(Raw records)
-- -- --
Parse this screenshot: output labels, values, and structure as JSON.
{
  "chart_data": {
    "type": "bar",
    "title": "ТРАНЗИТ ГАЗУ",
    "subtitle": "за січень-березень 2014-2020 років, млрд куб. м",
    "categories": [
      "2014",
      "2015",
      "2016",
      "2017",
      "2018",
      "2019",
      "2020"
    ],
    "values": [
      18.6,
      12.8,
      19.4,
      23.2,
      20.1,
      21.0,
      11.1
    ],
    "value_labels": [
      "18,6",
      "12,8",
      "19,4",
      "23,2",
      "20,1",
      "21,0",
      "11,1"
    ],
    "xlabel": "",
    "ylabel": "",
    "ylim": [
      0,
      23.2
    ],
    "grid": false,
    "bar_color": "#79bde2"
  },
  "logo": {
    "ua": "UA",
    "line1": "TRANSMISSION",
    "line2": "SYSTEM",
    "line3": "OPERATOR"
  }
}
-- -- --
## What you are asked to do
The records above should be returned exactly.

## Task answer
Parse this screenshot: output labels, values, and structure as JSON.
{
  "chart_data": {
    "type": "bar",
    "title": "ТРАНЗИТ ГАЗУ",
    "subtitle": "за січень-березень 2014-2020 років, млрд куб. м",
    "categories": [
      "2014",
      "2015",
      "2016",
      "2017",
      "2018",
      "2019",
      "2020"
    ],
    "values": [
      18.6,
      12.8,
      19.4,
      23.2,
      20.1,
      21.0,
      11.1
    ],
    "value_labels": [
      "18,6",
      "12,8",
      "19,4",
      "23,2",
      "20,1",
      "21,0",
      "11,1"
    ],
    "xlabel": "",
    "ylabel": "",
    "ylim": [
      0,
      23.2
    ],
    "grid": false,
    "bar_color": "#79bde2"
  },
  "logo": {
    "ua": "UA",
    "line1": "TRANSMISSION",
    "line2": "SYSTEM",
    "line3": "OPERATOR"
  }
}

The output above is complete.